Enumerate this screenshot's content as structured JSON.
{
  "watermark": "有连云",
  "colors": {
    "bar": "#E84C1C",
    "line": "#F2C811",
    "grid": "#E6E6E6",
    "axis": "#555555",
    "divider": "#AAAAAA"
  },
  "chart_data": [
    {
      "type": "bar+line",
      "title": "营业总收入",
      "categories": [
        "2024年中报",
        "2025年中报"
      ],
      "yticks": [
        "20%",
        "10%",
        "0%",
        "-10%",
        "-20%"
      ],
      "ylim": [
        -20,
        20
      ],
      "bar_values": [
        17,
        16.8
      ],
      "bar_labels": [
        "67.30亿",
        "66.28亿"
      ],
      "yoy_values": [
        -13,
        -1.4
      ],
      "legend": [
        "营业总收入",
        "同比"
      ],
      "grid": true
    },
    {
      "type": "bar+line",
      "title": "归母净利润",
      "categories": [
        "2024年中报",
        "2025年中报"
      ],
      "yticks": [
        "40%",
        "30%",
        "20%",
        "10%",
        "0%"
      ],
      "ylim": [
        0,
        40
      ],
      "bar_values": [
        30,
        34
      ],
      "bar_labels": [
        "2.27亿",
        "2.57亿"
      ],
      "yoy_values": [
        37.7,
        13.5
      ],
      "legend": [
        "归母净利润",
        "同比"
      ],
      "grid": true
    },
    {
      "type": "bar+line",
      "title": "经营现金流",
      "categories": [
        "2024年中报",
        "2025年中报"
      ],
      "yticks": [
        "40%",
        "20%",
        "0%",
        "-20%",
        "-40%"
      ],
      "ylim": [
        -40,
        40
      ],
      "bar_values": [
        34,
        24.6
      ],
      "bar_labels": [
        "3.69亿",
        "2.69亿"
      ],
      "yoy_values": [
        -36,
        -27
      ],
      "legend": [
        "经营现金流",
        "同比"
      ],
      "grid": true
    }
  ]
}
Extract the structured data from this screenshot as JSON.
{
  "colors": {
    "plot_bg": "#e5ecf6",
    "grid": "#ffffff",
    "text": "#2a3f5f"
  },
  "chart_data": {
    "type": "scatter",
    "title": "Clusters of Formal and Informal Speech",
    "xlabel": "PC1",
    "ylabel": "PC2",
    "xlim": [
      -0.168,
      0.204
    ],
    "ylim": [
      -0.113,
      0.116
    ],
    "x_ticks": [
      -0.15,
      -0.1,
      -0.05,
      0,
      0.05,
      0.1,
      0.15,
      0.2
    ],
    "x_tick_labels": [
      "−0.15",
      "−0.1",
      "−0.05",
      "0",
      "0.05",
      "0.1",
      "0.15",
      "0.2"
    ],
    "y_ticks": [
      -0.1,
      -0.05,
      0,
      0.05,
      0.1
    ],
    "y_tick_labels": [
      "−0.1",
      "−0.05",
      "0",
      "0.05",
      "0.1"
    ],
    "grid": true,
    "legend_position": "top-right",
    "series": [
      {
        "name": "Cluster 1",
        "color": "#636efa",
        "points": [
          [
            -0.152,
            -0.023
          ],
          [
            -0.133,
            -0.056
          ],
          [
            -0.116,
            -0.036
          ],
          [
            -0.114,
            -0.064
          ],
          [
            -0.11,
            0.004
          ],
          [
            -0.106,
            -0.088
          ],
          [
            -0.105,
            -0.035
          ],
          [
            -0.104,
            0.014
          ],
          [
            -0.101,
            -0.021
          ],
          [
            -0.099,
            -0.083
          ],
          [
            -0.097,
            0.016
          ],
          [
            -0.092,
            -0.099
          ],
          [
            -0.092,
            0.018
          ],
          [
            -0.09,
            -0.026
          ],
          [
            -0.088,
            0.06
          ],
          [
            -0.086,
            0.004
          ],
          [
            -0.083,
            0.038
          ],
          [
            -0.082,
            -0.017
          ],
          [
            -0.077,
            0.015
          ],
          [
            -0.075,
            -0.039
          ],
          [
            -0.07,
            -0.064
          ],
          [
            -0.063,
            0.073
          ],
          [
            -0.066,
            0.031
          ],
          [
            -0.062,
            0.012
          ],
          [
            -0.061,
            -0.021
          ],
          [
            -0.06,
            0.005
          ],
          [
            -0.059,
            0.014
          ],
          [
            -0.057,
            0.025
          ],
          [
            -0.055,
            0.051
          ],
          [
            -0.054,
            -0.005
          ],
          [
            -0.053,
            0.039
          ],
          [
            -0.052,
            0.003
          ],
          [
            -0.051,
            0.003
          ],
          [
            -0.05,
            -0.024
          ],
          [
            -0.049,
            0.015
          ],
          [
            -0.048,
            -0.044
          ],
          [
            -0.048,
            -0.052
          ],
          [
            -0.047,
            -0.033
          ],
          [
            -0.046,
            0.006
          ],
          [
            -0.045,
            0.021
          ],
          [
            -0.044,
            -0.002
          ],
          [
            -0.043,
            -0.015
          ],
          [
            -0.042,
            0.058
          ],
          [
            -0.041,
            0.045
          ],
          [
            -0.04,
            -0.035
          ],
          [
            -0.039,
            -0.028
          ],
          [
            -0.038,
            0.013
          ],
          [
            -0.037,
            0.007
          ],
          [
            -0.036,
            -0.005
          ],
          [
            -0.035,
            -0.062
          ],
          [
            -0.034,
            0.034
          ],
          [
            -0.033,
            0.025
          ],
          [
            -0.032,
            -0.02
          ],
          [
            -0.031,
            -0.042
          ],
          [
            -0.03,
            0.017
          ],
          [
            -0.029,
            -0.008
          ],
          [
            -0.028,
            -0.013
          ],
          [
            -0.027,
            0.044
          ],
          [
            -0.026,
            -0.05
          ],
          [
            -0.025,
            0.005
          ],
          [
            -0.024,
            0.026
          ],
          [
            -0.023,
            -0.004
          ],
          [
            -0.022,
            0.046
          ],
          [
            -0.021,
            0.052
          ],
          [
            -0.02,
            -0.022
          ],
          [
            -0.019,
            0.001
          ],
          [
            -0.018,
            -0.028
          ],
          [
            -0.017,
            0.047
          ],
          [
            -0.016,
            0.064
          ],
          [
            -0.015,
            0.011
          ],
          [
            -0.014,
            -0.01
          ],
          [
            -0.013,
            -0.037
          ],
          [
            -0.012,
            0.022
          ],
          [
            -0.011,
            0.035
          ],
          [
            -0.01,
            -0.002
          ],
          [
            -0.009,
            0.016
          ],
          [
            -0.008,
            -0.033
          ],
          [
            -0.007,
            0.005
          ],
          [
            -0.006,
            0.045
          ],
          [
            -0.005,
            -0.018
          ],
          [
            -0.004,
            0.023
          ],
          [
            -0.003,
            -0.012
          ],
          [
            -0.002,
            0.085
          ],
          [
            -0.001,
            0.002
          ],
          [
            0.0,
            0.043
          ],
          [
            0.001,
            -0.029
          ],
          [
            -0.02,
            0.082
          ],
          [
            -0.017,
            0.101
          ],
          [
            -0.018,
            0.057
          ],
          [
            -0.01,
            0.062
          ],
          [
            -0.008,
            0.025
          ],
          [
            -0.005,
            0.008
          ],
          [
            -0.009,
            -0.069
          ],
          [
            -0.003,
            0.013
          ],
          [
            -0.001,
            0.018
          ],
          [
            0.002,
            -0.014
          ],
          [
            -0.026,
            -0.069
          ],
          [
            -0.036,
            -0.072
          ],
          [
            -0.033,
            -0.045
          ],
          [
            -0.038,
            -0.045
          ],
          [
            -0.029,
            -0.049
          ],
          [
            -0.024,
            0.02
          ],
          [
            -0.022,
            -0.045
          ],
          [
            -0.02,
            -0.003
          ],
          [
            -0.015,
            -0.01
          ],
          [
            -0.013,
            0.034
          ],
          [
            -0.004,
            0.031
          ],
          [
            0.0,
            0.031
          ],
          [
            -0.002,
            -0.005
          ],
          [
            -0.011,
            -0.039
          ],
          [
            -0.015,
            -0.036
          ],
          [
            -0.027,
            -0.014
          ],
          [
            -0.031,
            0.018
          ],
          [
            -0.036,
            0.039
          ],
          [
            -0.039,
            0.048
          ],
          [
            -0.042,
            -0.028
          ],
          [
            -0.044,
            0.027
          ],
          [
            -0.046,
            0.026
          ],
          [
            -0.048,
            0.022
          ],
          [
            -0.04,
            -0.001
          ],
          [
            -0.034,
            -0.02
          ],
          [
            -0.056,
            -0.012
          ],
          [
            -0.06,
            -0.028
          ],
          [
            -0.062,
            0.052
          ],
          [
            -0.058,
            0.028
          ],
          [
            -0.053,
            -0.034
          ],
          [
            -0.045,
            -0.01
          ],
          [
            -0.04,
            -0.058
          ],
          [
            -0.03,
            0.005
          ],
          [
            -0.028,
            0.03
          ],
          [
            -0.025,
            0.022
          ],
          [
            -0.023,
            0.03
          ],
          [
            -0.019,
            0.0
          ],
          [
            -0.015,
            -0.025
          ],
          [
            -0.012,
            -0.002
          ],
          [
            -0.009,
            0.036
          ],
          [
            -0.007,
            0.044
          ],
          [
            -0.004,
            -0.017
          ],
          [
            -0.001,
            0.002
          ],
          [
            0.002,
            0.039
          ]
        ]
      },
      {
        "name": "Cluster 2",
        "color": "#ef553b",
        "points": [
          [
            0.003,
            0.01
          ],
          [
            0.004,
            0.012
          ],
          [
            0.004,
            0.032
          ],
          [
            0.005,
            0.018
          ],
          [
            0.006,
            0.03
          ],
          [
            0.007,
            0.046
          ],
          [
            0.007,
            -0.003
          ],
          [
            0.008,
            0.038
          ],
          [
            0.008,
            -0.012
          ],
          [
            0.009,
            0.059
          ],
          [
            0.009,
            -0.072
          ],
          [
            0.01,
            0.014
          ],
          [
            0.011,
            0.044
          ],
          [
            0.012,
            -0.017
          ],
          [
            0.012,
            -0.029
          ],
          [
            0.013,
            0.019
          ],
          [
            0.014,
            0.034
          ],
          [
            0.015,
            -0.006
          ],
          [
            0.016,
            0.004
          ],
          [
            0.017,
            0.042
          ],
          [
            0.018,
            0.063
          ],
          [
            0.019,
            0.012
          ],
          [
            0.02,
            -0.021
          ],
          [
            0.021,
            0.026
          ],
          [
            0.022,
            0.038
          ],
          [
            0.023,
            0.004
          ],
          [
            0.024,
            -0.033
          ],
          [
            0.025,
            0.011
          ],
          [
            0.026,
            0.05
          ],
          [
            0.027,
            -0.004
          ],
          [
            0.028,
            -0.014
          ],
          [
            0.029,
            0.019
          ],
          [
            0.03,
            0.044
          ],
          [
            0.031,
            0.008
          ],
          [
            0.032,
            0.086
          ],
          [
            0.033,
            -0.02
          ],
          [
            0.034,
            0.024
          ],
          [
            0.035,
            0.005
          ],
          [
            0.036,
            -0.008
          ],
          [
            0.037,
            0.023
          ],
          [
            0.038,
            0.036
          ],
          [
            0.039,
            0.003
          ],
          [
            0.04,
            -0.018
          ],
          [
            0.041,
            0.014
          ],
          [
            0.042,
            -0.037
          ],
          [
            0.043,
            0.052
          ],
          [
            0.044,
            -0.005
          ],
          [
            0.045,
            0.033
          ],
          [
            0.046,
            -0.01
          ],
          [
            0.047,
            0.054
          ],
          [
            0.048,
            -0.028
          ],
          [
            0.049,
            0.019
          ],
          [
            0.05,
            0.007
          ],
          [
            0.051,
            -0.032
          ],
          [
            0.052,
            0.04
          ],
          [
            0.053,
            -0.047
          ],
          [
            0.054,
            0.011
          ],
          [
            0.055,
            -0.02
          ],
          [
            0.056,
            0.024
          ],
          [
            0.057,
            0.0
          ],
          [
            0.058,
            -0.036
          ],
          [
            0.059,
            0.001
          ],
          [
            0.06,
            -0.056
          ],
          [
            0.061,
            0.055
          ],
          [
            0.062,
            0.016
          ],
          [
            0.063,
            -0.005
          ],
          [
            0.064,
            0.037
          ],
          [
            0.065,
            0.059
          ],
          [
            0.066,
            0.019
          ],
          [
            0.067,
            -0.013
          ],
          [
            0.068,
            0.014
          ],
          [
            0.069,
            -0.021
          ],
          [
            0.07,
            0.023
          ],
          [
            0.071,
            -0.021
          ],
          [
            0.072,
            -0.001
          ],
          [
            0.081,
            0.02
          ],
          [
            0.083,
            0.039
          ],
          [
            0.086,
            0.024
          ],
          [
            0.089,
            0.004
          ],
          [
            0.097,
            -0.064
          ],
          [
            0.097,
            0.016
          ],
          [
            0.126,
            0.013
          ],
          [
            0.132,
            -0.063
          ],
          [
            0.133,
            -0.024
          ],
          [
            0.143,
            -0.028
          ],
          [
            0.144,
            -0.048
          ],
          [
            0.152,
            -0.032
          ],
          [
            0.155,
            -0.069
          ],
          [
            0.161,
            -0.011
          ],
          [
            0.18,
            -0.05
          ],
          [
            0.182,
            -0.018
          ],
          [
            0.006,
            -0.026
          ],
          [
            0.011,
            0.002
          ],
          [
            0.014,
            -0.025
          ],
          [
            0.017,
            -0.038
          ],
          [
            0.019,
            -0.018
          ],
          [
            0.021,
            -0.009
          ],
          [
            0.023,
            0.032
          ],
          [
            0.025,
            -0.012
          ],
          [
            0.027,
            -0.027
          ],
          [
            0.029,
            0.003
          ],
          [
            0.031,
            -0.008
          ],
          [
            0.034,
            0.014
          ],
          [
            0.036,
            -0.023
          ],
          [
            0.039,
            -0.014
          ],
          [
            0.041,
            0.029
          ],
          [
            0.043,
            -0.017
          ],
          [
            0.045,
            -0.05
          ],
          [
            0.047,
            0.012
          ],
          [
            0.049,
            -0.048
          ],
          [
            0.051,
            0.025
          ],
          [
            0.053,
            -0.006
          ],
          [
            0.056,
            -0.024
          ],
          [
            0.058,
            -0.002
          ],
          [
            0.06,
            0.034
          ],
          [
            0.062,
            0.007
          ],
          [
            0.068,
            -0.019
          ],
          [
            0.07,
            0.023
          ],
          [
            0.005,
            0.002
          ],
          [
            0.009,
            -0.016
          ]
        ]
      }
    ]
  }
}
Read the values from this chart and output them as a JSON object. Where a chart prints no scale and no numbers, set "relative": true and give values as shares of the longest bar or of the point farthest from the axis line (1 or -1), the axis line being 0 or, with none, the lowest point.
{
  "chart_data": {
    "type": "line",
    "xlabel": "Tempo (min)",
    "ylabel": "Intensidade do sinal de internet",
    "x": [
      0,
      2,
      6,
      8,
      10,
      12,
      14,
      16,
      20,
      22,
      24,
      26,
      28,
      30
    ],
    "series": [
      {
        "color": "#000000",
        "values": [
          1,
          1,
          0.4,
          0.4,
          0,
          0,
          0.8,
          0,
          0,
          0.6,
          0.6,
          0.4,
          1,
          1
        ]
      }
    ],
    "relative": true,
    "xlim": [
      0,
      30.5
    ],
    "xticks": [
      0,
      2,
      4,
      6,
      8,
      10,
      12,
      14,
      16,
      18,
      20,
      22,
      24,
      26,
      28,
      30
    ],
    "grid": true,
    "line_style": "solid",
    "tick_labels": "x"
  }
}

□ □ □ □

Return exactly the lines of the data, and only those, from the line with "Read the values" through the last line, inclusive.

- **Solution**
Read the values from this chart and output them as a JSON object. Where a chart prints no scale and no numbers, set "relative": true and give values as shares of the longest bar or of the point farthest from the axis line (1 or -1), the axis line being 0 or, with none, the lowest point.
{
  "chart_data": {
    "type": "line",
    "xlabel": "Tempo (min)",
    "ylabel": "Intensidade do sinal de internet",
    "x": [
      0,
      2,
      6,
      8,
      10,
      12,
      14,
      16,
      20,
      22,
      24,
      26,
      28,
      30
    ],
    "series": [
      {
        "color": "#000000",
        "values": [
          1,
          1,
          0.4,
          0.4,
          0,
          0,
          0.8,
          0,
          0,
          0.6,
          0.6,
          0.4,
          1,
          1
        ]
      }
    ],
    "relative": true,
    "xlim": [
      0,
      30.5
    ],
    "xticks": [
      0,
      2,
      4,
      6,
      8,
      10,
      12,
      14,
      16,
      18,
      20,
      22,
      24,
      26,
      28,
      30
    ],
    "grid": true,
    "line_style": "solid",
    "tick_labels": "x"
  }
}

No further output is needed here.